_Selected text:_
%%

Difficulty: Difficult Class 2
Exposure: Some near false summit
Summit: 14,155 feet
Elevation Gain: 4,000 feet
Roundtrip: 8 miles
Trailhead: West Ridge from Jennings Creek at 10,500’
Climbers: Rick Crandall, Clif Slade, Mike Ives June 23, 2015
This climb was to Tabegauche Peak (pronounced “tab-a-watch”) in the Sawatch Range not far from Salida, Colorado. We were greatly enthused that we were at the beginning of a new climbing season, despite continued snow-fall at high altitudes all through May in Colorado. We were mindful of highly-documented warnings what to avoid and a touch of adventure re-creating a route that avoided the sections which warranted its closing by the U.S. Forest Service in 2002 due to erosion.
This route was reportedly more beautiful and less populated than the new standard route over the top of another nearby 14er, Mt. Shavano that we’d already climbed before. However there is less information on how to do the final summit approach to Tabby from this side (the West ridge). So this story is about dealing with the early-season snow on the ridges plus creating some documentation on the best way to summit the Peak.
We were the only people on this climb all day.
There are three 14ers in the Sawatch whose names come from the Ute Indians – Antero, Shavano and Tabeguache, the latter being the name of a nomadic band of the Ute who were known to roam from southeastern Colorado to northeastern New Mexico. The mountain was first called Ouray before it was known to be a 14er, originally named after a Tabaguache Indian who was the most famous Ute chief of all, Chief Ouray. The Tabeguache were moved to a reservation in the early 1870s to south-western Colorado, and there they became known as the Uncompahgre.

%%

_Task A:_
Put the rows from the line containing "y-tick-label: 108 — [201, 637, 263, 686]" down to the line containing "y-axis-label: ADU — [47, 611, 91, 694]", both included, into a JSON list of strings with one string per line and no blank lines.

_Entries:_
%%

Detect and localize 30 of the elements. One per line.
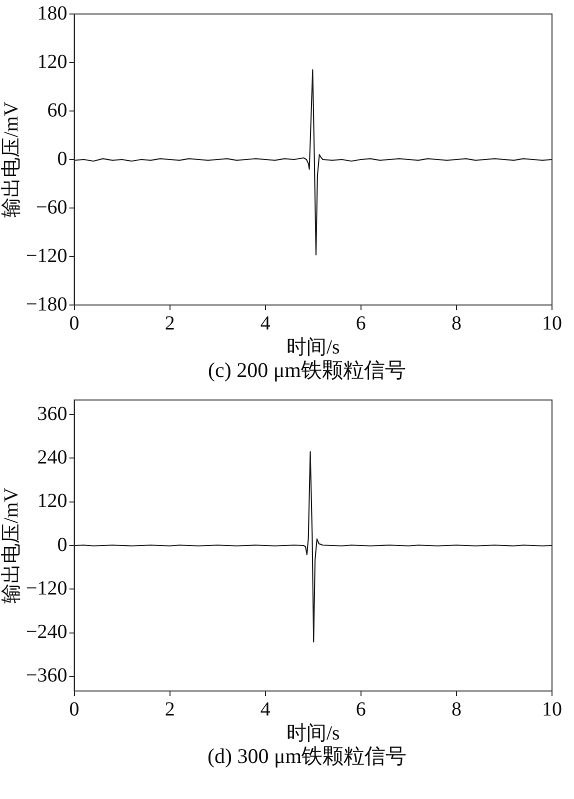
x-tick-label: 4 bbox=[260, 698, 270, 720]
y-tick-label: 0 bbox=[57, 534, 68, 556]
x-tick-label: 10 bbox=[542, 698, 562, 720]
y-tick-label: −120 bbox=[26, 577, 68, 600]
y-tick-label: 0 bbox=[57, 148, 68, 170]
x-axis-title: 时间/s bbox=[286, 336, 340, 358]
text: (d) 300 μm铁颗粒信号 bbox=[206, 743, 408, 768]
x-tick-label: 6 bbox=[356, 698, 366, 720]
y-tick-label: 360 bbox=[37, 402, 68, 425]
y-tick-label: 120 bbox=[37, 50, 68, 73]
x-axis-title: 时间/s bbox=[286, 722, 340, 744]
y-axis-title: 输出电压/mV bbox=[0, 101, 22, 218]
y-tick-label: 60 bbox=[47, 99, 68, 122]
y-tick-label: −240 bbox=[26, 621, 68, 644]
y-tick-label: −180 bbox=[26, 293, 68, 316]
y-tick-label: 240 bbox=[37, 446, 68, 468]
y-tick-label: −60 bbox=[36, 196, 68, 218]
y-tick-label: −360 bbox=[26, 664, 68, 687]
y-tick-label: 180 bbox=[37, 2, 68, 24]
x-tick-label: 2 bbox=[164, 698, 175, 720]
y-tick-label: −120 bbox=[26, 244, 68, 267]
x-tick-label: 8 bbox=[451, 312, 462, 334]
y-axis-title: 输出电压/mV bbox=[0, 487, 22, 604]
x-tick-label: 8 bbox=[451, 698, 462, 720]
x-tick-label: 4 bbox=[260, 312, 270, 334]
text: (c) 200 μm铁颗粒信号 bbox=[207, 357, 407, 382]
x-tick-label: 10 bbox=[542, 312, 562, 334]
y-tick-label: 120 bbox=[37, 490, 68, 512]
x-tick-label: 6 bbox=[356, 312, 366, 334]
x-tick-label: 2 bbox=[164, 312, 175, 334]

%%
%%

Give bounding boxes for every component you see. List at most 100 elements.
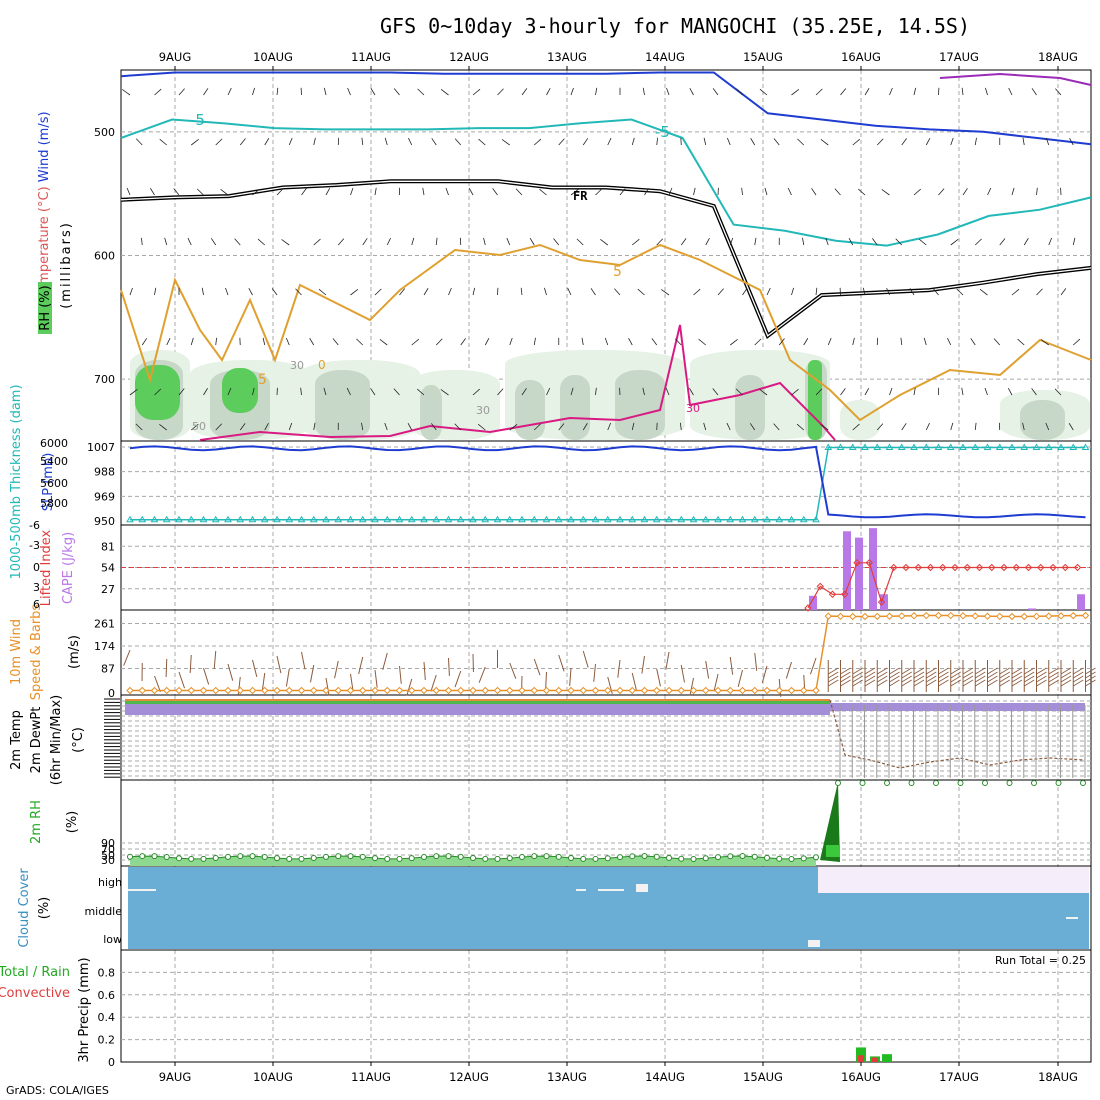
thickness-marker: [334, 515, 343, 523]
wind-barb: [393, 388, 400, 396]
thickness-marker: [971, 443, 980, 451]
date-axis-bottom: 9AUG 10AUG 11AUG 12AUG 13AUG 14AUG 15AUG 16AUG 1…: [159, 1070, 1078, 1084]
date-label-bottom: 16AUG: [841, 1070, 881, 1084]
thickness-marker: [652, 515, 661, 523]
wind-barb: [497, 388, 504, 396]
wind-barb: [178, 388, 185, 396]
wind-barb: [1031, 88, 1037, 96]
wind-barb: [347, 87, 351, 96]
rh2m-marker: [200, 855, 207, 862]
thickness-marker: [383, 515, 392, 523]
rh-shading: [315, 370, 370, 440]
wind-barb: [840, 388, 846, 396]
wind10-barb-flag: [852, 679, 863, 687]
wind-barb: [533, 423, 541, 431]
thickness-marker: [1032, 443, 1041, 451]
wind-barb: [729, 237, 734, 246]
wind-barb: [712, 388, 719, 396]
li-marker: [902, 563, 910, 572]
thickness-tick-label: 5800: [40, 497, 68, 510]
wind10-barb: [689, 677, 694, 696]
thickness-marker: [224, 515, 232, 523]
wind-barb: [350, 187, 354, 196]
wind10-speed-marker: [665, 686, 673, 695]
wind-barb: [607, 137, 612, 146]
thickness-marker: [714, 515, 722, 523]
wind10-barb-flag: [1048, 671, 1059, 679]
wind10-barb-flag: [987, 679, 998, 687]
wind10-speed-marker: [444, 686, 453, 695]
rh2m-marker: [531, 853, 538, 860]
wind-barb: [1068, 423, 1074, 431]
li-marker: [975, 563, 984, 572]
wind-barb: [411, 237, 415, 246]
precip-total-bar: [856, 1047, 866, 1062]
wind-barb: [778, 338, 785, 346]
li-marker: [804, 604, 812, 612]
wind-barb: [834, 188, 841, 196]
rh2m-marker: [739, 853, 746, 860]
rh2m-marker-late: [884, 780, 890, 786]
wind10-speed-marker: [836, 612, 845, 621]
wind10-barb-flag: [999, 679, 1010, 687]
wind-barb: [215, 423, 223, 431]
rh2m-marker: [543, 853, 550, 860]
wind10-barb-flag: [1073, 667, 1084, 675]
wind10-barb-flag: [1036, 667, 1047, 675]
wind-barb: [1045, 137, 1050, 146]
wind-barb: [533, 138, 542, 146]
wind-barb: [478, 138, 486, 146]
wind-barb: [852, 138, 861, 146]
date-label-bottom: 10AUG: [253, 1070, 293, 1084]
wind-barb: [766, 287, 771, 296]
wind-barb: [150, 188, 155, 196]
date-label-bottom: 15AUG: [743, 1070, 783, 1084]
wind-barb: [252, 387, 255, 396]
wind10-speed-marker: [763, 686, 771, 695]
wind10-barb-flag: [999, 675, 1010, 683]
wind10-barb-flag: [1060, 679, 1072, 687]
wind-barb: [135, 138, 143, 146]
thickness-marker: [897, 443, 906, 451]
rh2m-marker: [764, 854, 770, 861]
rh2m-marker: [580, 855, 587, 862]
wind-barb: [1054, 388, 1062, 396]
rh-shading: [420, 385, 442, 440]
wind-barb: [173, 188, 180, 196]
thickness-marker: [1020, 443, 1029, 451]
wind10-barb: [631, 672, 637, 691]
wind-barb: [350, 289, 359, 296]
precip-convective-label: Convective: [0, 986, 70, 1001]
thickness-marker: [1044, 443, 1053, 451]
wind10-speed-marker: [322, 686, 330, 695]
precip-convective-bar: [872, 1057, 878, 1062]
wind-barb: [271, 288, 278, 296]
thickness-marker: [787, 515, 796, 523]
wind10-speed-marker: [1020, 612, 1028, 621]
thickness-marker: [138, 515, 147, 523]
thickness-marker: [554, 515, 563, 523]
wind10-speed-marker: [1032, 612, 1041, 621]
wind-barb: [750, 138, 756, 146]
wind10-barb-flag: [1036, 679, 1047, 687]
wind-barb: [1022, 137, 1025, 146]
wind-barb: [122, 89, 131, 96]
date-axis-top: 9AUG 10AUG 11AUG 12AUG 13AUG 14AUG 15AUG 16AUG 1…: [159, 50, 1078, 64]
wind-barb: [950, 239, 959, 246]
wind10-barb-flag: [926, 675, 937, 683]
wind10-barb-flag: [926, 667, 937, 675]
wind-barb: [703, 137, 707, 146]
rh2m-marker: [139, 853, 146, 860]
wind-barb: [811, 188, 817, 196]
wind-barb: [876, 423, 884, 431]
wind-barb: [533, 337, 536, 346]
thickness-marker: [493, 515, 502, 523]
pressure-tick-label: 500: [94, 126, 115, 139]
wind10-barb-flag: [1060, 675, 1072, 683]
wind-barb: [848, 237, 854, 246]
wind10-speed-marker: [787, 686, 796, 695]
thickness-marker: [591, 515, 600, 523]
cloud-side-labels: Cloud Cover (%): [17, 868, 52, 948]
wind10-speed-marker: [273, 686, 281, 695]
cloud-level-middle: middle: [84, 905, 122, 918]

%%
%%

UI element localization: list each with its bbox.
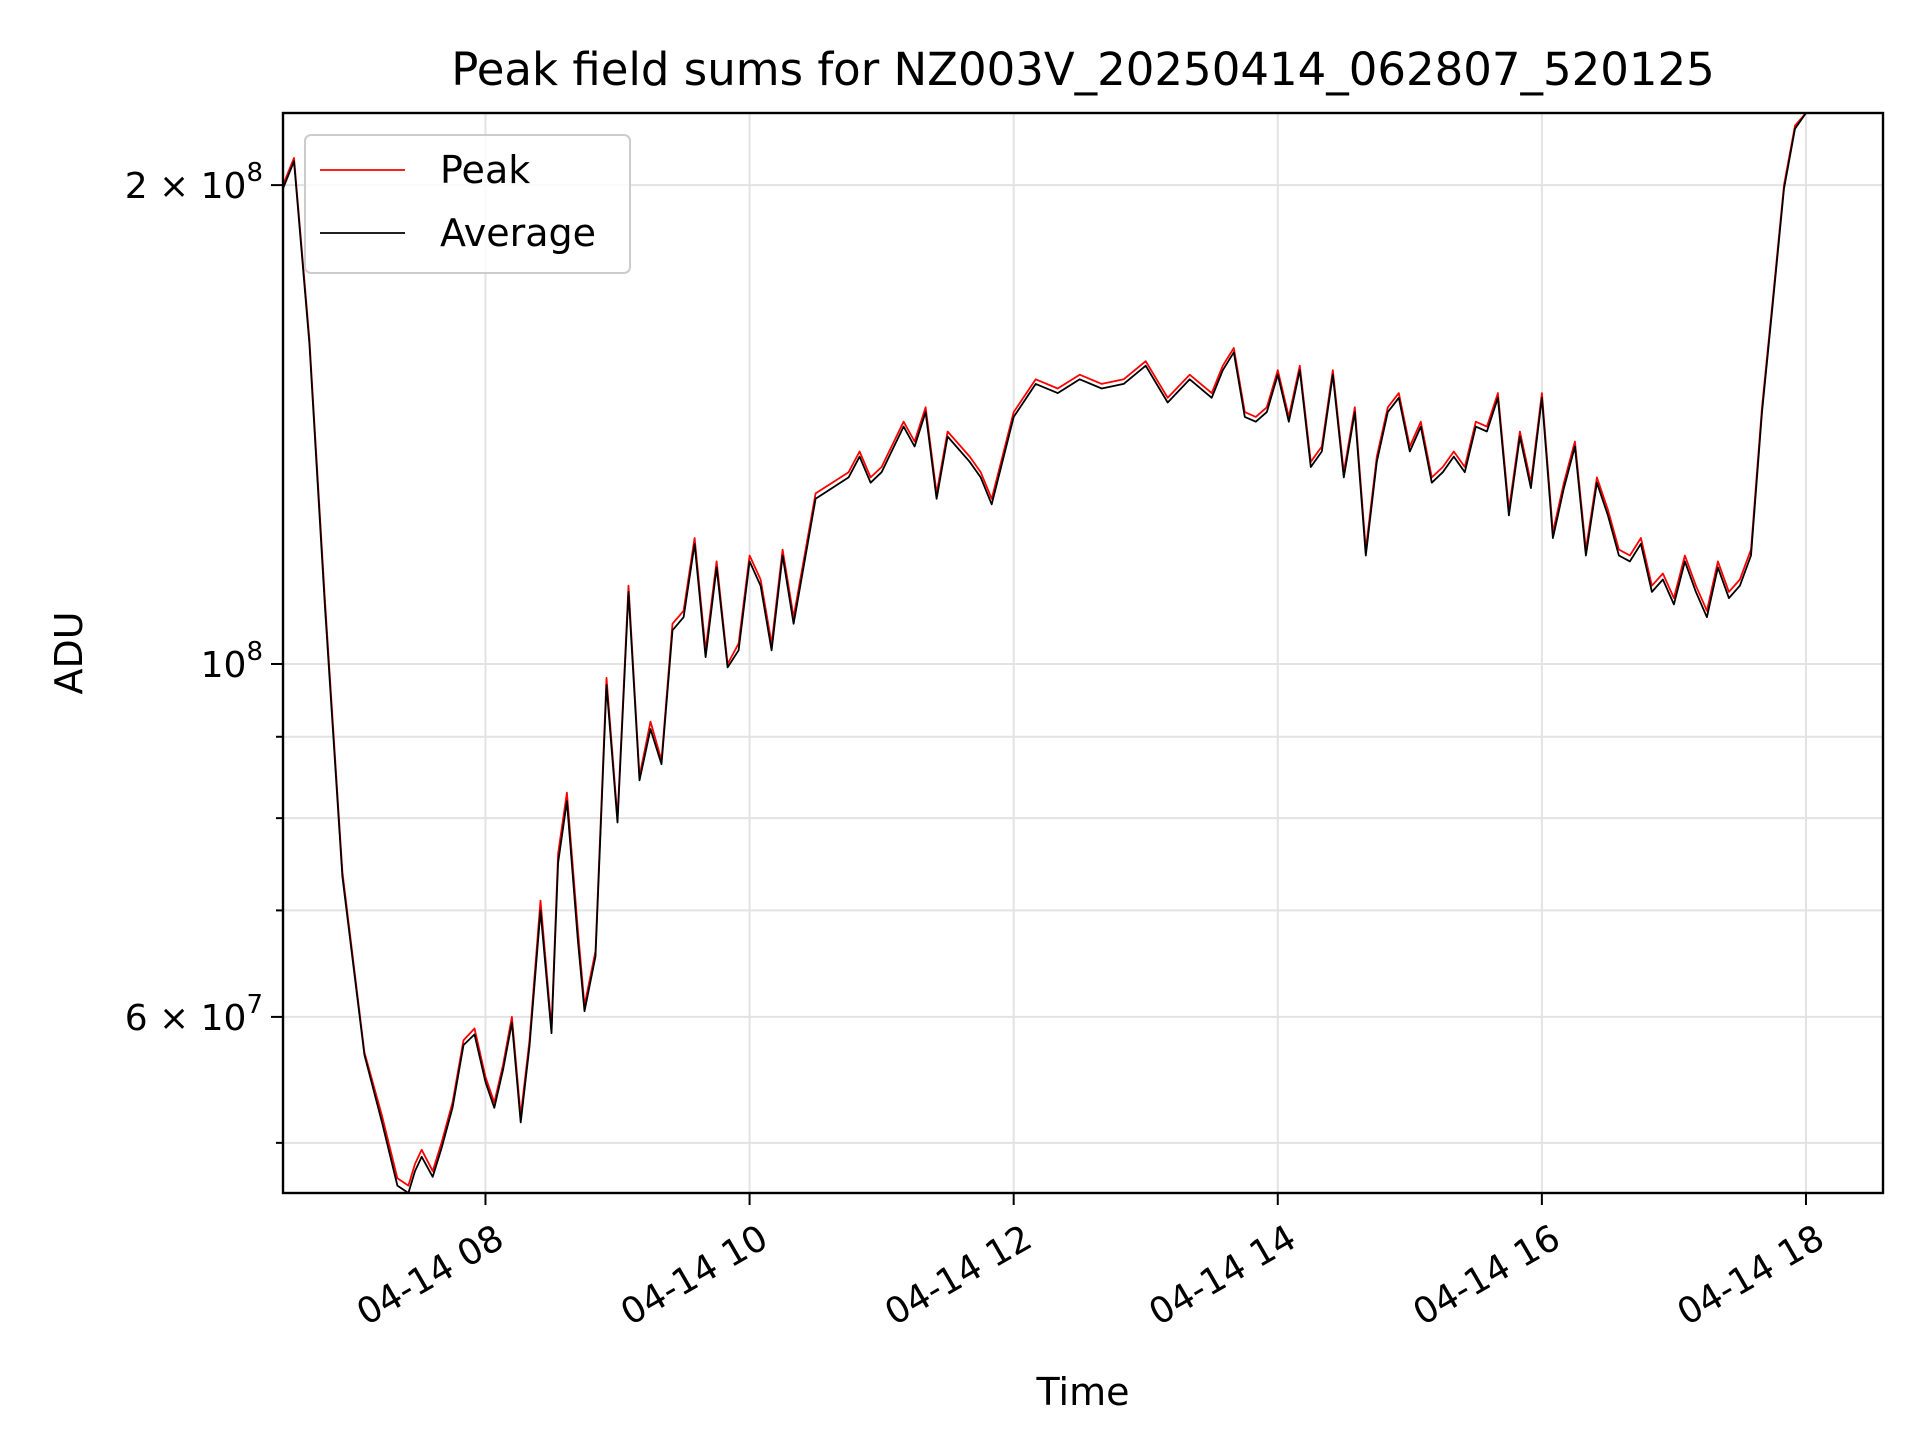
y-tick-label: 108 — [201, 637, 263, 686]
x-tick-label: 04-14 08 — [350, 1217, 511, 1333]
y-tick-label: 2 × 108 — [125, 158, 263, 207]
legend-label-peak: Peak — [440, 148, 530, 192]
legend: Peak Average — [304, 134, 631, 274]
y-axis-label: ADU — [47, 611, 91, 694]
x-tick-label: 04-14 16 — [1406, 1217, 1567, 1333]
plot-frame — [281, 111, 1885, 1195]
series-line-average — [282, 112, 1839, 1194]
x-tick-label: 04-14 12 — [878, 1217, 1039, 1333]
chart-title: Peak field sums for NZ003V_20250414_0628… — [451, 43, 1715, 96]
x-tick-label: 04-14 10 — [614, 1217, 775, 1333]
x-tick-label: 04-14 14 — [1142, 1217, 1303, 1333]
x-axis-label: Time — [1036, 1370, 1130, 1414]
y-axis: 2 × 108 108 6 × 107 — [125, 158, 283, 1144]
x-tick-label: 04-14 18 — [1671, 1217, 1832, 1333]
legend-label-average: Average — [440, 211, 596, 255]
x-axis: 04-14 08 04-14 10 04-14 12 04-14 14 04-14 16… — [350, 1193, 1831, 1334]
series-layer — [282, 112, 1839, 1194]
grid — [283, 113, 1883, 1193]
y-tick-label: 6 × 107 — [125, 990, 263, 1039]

%%

_Task B:_
Continue the report on the Tabeguache Peak climb from where it stops.

_Exercise response A:_
[
  "y-tick-label: 108 — [201, 637, 263, 686]",
  "x-tick-label: 04-14 08 — [350, 1217, 511, 1333]",
  "y-tick-label: 2 × 108 — [125, 158, 263, 207]",
  "legend-label-peak: Peak — [440, 148, 530, 192]",
  "legend: Peak Average — [304, 134, 631, 274]",
  "y-axis-label: ADU — [47, 611, 91, 694]"
]

_Exercise response B:_
Historians tell us that Tabeguache is a Ute word meaning “people living on the warm side of the mountain.”
The Night Before
Some research produced a few climb reports that found a way up the Jennings Creek valley avoiding the problem ridge and we decided to go for that route. For some who would go for this climb, you could overnight in Salida and drive to trailhead early in the morning. We opted for car-camping at the Angel of Shavano Campgrounds at the very end of CO 240 which would just leave a 3.8 mile 4WD off-road ride to the trailhead in the morning.
Car-camping has its advantages when possible on a climb, especially if you’re going with the likes of Clif Slade and Mike Ives since they bring the whole kitchen with them and the resulting dinner has ALL the fixings.
Oh yes, that would be shrimp cocktails, steaks, baked potatoes and all kinds of other goodies. I did contribute a few things including the Hansel Pinot Noir that I knew would go well with no matter what food was on the table.
Jennings Creek Trailhead – We were asleep by 9:30 pm and awake by 4:30 am. After some quick breakfast and coffee, we headed off at dawn to find the trailhead. The research on how to find the abandoned and disguised trailhead was to travel 3.8 miles past the Angel of Shavano campground and locate a 12’ boulder which is just past some tree stumps at the mouth of the trailhead. Easy to miss, but here are some pictures for those wanting to do this climb this way:
The 12’ boulder and the abandoned Jennings Creek trailhead
Trip reports of other climbers I’d read had plenty of warnings to avoid descending from the ridge too early into McCoy Gulch. There were so many warnings that I created pictures and a warning chart to keep it in the forefront of our thinking for the descent.
Here is McCoy Gulch
One of the classic 14er route-finding errors is to drop south from Tabeguache too early when descending the Jennings Creek route. This puts one into McCoy Gulch instead of the Jennings drainage and has led to numerous calls for search-and-rescue teams to locate stranded hikers. What appears to be another reasonable route off the mountain turns out to be an invitation to a narrow, difficult canyon not visible from above.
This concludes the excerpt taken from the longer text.